**Exercise prompt:**
Every line with the word "JSON" in it should be extracted from the data that follows.

[Stored data]
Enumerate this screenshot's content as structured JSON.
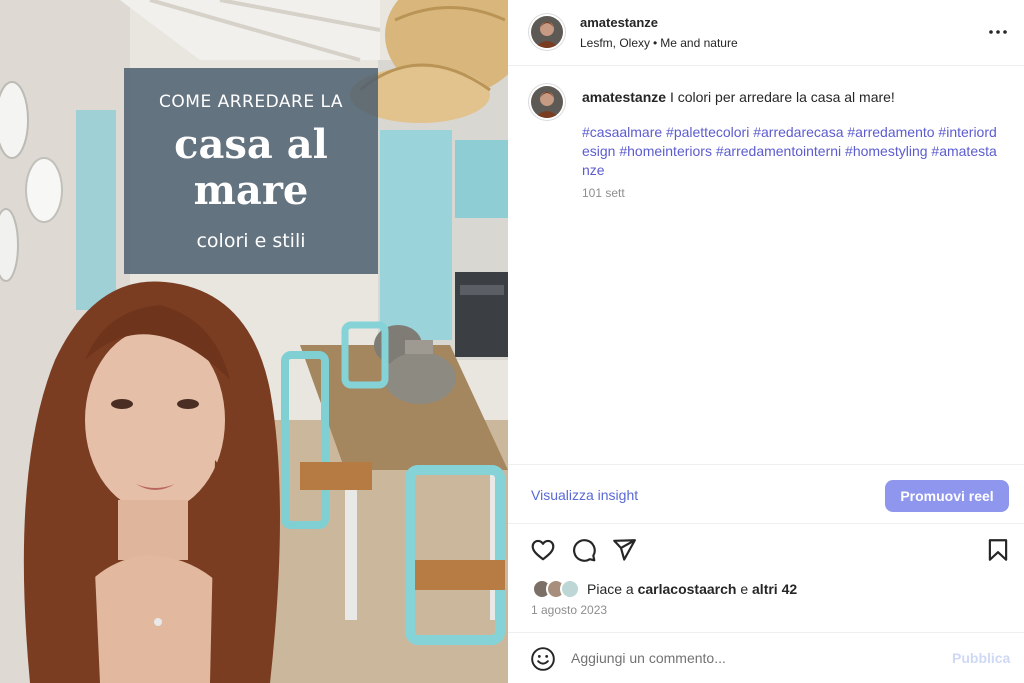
{
  "colors": {
    "accent": "#5a69d6",
    "hashtag": "#5c5ccf",
    "promote_button": "#8e96ee",
    "publish_disabled": "#cfd9f5",
    "overlay": "#4e6070"
  },
  "media": {
    "overlay_line1": "COME ARREDARE LA",
    "overlay_title_line1": "casa al",
    "overlay_title_line2": "mare",
    "overlay_subtitle": "colori e stili"
  },
  "header": {
    "username": "amatestanze",
    "audio": "Lesfm, Olexy",
    "separator": "•",
    "audio_track": "Me and nature",
    "more_icon": "more-horizontal-icon"
  },
  "caption": {
    "username": "amatestanze",
    "text": "I colori per arredare la casa al mare!",
    "hashtags": "#casaalmare #palettecolori #arredarecasa #arredamento #interiordesign #homeinteriors #arredamentointerni #homestyling #amatestanze",
    "time": "101 sett"
  },
  "insight": {
    "link_label": "Visualizza insight",
    "promote_label": "Promuovi reel"
  },
  "actions": {
    "icons": [
      "heart-icon",
      "comment-icon",
      "share-icon",
      "bookmark-icon"
    ]
  },
  "likes": {
    "prefix": "Piace a",
    "user": "carlacostaarch",
    "conjunction": "e",
    "others": "altri 42"
  },
  "post_date": "1 agosto 2023",
  "comment": {
    "placeholder": "Aggiungi un commento...",
    "publish_label": "Pubblica",
    "emoji_icon": "emoji-icon"
  }
}
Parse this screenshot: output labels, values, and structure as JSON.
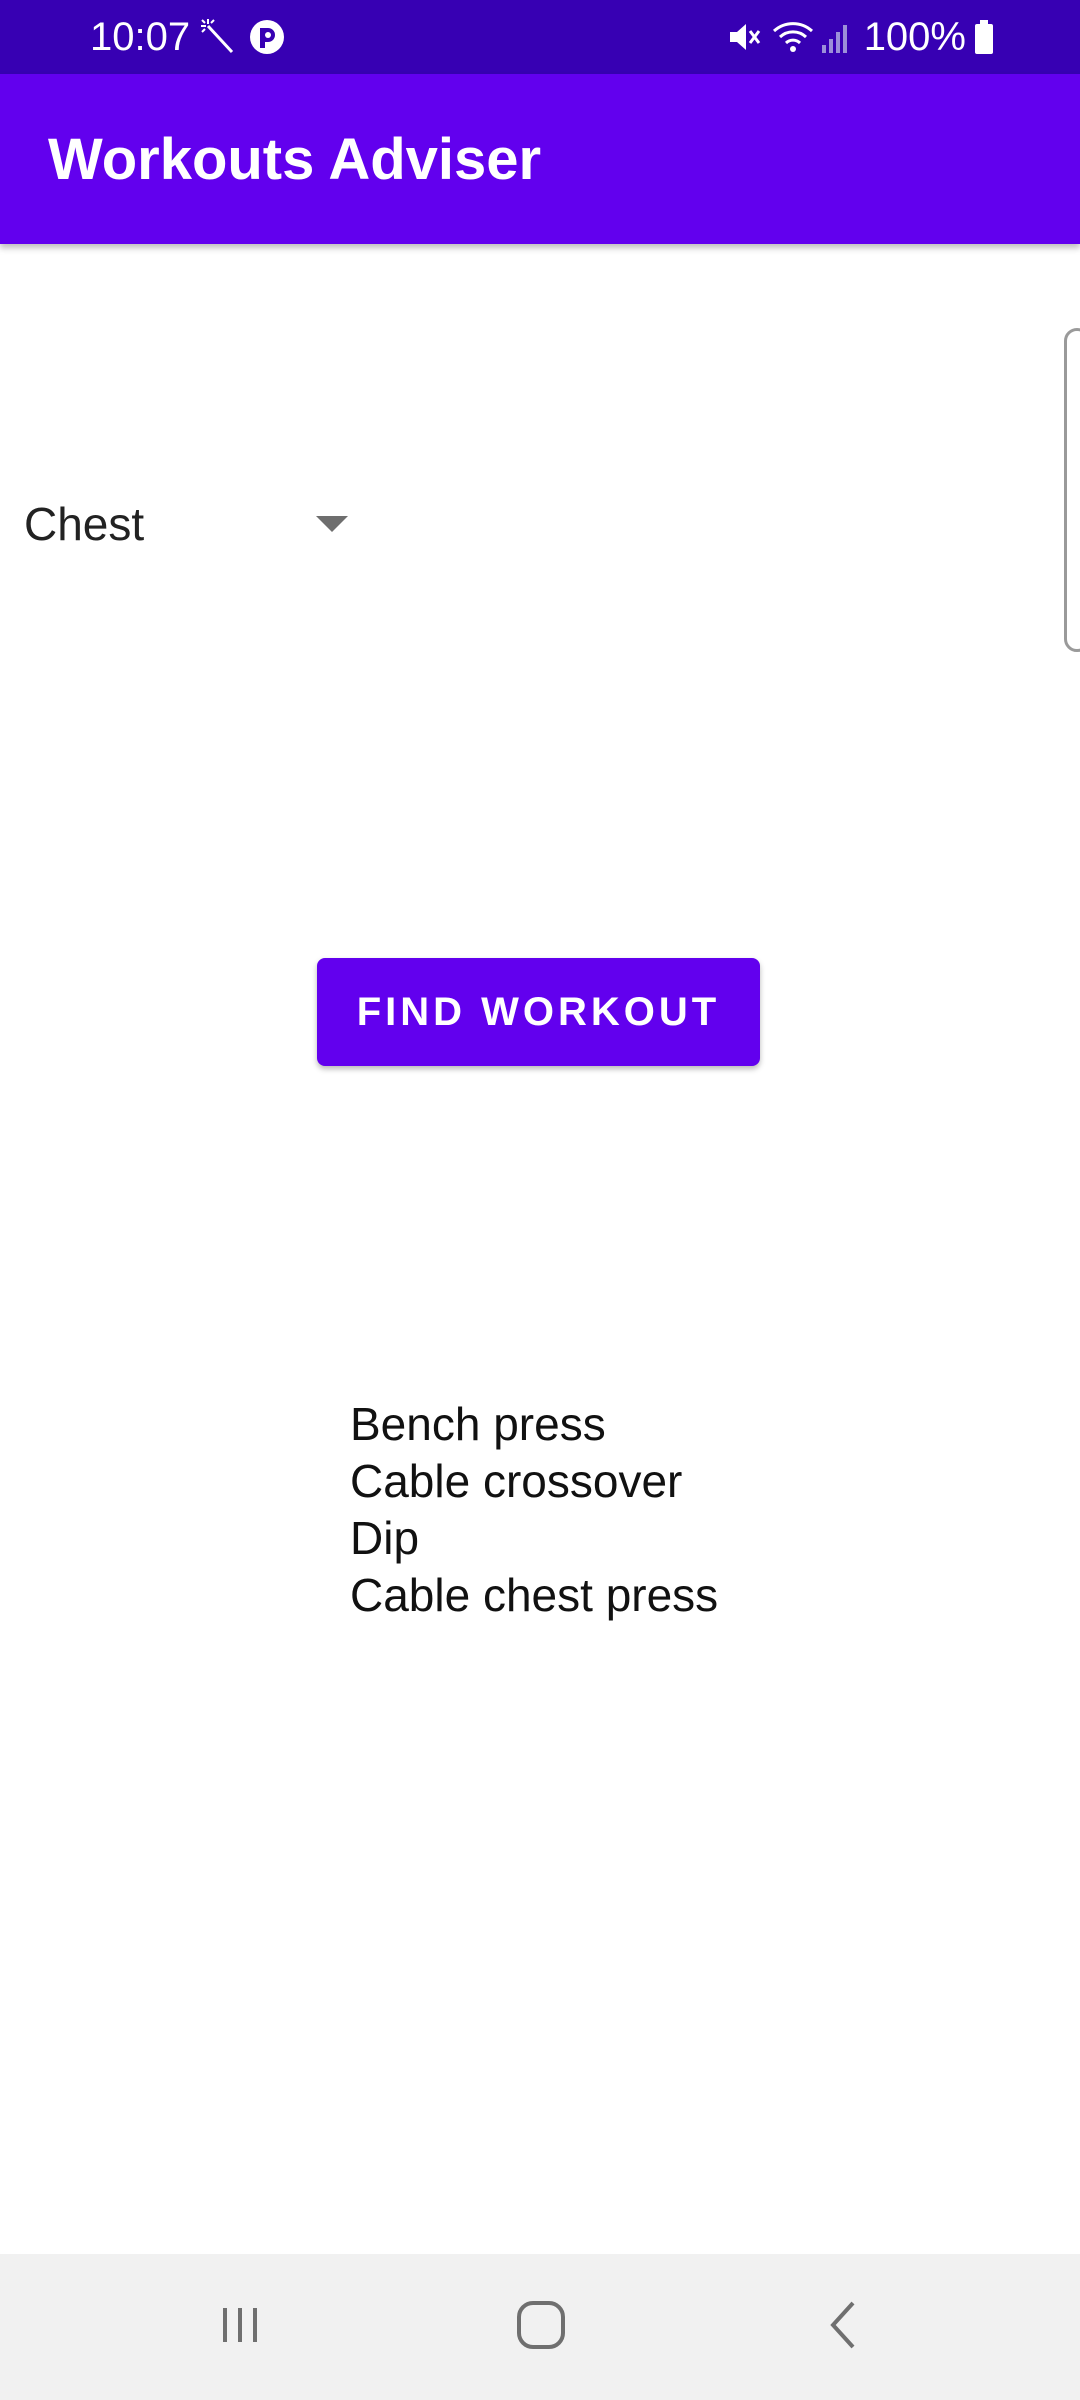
{
  "status_bar": {
    "time": "10:07",
    "battery_percent": "100%",
    "icons": [
      "magic-wand-icon",
      "app-notification-icon",
      "mute-icon",
      "wifi-icon",
      "signal-icon",
      "battery-icon"
    ]
  },
  "app_bar": {
    "title": "Workouts Adviser",
    "color": "#6200ee",
    "status_color": "#3700b3"
  },
  "spinner": {
    "selected": "Chest"
  },
  "find_button": {
    "label": "FIND WORKOUT"
  },
  "results": [
    "Bench press",
    "Cable crossover",
    "Dip",
    "Cable chest press"
  ],
  "nav_bar": {
    "icons": [
      "recents-icon",
      "home-icon",
      "back-icon"
    ]
  }
}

**Full solution:**
Enumerate this screenshot's content as structured JSON.
Parse this screenshot: output labels, values, and structure as JSON.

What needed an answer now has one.